(TASK BRIEF) Return the listing below word for word.

(INPUT FOR THIS TASK)

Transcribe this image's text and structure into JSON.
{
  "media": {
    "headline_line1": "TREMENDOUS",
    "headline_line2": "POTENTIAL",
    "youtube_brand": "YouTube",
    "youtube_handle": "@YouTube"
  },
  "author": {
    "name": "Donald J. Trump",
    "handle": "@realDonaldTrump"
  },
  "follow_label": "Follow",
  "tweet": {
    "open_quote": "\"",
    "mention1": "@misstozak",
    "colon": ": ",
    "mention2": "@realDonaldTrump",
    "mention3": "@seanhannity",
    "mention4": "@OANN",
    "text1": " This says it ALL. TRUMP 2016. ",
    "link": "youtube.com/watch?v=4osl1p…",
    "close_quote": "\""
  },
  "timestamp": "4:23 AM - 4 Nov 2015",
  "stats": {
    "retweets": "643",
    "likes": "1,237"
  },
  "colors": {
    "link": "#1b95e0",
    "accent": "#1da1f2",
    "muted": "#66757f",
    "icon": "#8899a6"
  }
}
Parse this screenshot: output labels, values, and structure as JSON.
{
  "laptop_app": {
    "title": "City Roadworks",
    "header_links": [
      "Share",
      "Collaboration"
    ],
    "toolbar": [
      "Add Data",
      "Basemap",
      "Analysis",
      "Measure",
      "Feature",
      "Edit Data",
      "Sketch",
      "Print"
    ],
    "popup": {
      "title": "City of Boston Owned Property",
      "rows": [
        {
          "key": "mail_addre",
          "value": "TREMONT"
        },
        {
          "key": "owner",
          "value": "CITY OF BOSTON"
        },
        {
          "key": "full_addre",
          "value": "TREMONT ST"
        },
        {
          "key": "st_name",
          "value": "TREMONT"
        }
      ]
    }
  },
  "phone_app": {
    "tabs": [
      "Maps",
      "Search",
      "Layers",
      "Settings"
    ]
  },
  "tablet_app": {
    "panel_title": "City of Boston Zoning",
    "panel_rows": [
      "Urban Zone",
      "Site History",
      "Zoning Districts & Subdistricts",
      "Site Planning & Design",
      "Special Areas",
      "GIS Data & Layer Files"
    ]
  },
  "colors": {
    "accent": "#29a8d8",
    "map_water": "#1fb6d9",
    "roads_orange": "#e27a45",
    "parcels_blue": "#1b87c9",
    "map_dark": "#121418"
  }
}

(WRITTEN SOLUTION)
Transcribe this image's text and structure into JSON.
{
  "media": {
    "headline_line1": "TREMENDOUS",
    "headline_line2": "POTENTIAL",
    "youtube_brand": "YouTube",
    "youtube_handle": "@YouTube"
  },
  "author": {
    "name": "Donald J. Trump",
    "handle": "@realDonaldTrump"
  },
  "follow_label": "Follow",
  "tweet": {
    "open_quote": "\"",
    "mention1": "@misstozak",
    "colon": ": ",
    "mention2": "@realDonaldTrump",
    "mention3": "@seanhannity",
    "mention4": "@OANN",
    "text1": " This says it ALL. TRUMP 2016. ",
    "link": "youtube.com/watch?v=4osl1p…",
    "close_quote": "\""
  },
  "timestamp": "4:23 AM - 4 Nov 2015",
  "stats": {
    "retweets": "643",
    "likes": "1,237"
  },
  "colors": {
    "link": "#1b95e0",
    "accent": "#1da1f2",
    "muted": "#66757f",
    "icon": "#8899a6"
  }
}
Parse this screenshot: output labels, values, and structure as JSON.
{
  "laptop_app": {
    "title": "City Roadworks",
    "header_links": [
      "Share",
      "Collaboration"
    ],
    "toolbar": [
      "Add Data",
      "Basemap",
      "Analysis",
      "Measure",
      "Feature",
      "Edit Data",
      "Sketch",
      "Print"
    ],
    "popup": {
      "title": "City of Boston Owned Property",
      "rows": [
        {
          "key": "mail_addre",
          "value": "TREMONT"
        },
        {
          "key": "owner",
          "value": "CITY OF BOSTON"
        },
        {
          "key": "full_addre",
          "value": "TREMONT ST"
        },
        {
          "key": "st_name",
          "value": "TREMONT"
        }
      ]
    }
  },
  "phone_app": {
    "tabs": [
      "Maps",
      "Search",
      "Layers",
      "Settings"
    ]
  },
  "tablet_app": {
    "panel_title": "City of Boston Zoning",
    "panel_rows": [
      "Urban Zone",
      "Site History",
      "Zoning Districts & Subdistricts",
      "Site Planning & Design",
      "Special Areas",
      "GIS Data & Layer Files"
    ]
  },
  "colors": {
    "accent": "#29a8d8",
    "map_water": "#1fb6d9",
    "roads_orange": "#e27a45",
    "parcels_blue": "#1b87c9",
    "map_dark": "#121418"
  }
}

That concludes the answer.